[Aim of the exercise]:
Write out the full set of records below exactly.

[Available records]:
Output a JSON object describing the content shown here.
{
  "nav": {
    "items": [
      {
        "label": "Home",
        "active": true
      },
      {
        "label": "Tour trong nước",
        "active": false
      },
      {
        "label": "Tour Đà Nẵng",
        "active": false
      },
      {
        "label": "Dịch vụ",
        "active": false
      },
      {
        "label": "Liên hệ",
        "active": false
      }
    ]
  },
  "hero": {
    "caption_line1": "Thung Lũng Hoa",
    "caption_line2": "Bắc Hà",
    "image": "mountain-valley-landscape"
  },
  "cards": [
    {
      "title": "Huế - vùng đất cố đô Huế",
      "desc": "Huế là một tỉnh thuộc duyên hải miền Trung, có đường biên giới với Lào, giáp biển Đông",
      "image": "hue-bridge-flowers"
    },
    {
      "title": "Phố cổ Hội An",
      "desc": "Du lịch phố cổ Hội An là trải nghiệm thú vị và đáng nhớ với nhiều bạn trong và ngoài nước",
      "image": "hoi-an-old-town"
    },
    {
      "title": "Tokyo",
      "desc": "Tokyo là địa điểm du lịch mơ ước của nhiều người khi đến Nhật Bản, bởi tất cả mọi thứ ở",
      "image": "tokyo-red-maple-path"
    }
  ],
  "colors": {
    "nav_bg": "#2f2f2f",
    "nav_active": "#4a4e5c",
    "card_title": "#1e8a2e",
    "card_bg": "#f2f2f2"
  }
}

[Task solution]:
Output a JSON object describing the content shown here.
{
  "nav": {
    "items": [
      {
        "label": "Home",
        "active": true
      },
      {
        "label": "Tour trong nước",
        "active": false
      },
      {
        "label": "Tour Đà Nẵng",
        "active": false
      },
      {
        "label": "Dịch vụ",
        "active": false
      },
      {
        "label": "Liên hệ",
        "active": false
      }
    ]
  },
  "hero": {
    "caption_line1": "Thung Lũng Hoa",
    "caption_line2": "Bắc Hà",
    "image": "mountain-valley-landscape"
  },
  "cards": [
    {
      "title": "Huế - vùng đất cố đô Huế",
      "desc": "Huế là một tỉnh thuộc duyên hải miền Trung, có đường biên giới với Lào, giáp biển Đông",
      "image": "hue-bridge-flowers"
    },
    {
      "title": "Phố cổ Hội An",
      "desc": "Du lịch phố cổ Hội An là trải nghiệm thú vị và đáng nhớ với nhiều bạn trong và ngoài nước",
      "image": "hoi-an-old-town"
    },
    {
      "title": "Tokyo",
      "desc": "Tokyo là địa điểm du lịch mơ ước của nhiều người khi đến Nhật Bản, bởi tất cả mọi thứ ở",
      "image": "tokyo-red-maple-path"
    }
  ],
  "colors": {
    "nav_bg": "#2f2f2f",
    "nav_active": "#4a4e5c",
    "card_title": "#1e8a2e",
    "card_bg": "#f2f2f2"
  }
}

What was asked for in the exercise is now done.